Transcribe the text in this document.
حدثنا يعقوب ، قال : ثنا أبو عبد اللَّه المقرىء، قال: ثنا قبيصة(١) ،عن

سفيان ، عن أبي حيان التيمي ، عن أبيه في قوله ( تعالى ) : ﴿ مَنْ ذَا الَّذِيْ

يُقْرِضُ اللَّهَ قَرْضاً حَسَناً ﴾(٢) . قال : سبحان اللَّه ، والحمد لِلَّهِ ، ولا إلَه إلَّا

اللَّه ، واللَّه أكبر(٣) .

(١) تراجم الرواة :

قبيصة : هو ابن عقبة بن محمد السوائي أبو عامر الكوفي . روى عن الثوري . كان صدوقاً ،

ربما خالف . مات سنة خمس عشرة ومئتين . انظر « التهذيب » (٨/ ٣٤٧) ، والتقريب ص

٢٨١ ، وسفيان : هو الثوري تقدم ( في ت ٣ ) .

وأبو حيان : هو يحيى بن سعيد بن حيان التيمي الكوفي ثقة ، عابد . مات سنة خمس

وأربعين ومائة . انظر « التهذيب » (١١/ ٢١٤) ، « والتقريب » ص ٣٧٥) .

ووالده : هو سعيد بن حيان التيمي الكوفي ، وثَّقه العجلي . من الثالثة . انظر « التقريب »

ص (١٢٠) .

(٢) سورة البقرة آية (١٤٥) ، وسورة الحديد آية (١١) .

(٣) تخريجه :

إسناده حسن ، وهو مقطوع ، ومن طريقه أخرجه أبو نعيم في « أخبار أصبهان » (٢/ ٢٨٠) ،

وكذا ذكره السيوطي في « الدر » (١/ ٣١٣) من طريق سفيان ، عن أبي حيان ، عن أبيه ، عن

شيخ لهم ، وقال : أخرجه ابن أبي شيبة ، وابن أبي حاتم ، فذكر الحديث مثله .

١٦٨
★ ★ ★ ★ ★ ★ ★
◆ Set exercise ◆
Retype the listing exactly, in full.

◆ Task output ◆
Transcribe the text in this document.
حدثنا يعقوب ، قال : ثنا أبو عبد اللَّه المقرىء، قال: ثنا قبيصة(١) ،عن

سفيان ، عن أبي حيان التيمي ، عن أبيه في قوله ( تعالى ) : ﴿ مَنْ ذَا الَّذِيْ

يُقْرِضُ اللَّهَ قَرْضاً حَسَناً ﴾(٢) . قال : سبحان اللَّه ، والحمد لِلَّهِ ، ولا إلَه إلَّا

اللَّه ، واللَّه أكبر(٣) .

(١) تراجم الرواة :

قبيصة : هو ابن عقبة بن محمد السوائي أبو عامر الكوفي . روى عن الثوري . كان صدوقاً ،

ربما خالف . مات سنة خمس عشرة ومئتين . انظر « التهذيب » (٨/ ٣٤٧) ، والتقريب ص

٢٨١ ، وسفيان : هو الثوري تقدم ( في ت ٣ ) .

وأبو حيان : هو يحيى بن سعيد بن حيان التيمي الكوفي ثقة ، عابد . مات سنة خمس

وأربعين ومائة . انظر « التهذيب » (١١/ ٢١٤) ، « والتقريب » ص ٣٧٥) .

ووالده : هو سعيد بن حيان التيمي الكوفي ، وثَّقه العجلي . من الثالثة . انظر « التقريب »

ص (١٢٠) .

(٢) سورة البقرة آية (١٤٥) ، وسورة الحديد آية (١١) .

(٣) تخريجه :

إسناده حسن ، وهو مقطوع ، ومن طريقه أخرجه أبو نعيم في « أخبار أصبهان » (٢/ ٢٨٠) ،

وكذا ذكره السيوطي في « الدر » (١/ ٣١٣) من طريق سفيان ، عن أبي حيان ، عن أبيه ، عن

شيخ لهم ، وقال : أخرجه ابن أبي شيبة ، وابن أبي حاتم ، فذكر الحديث مثله .

١٦٨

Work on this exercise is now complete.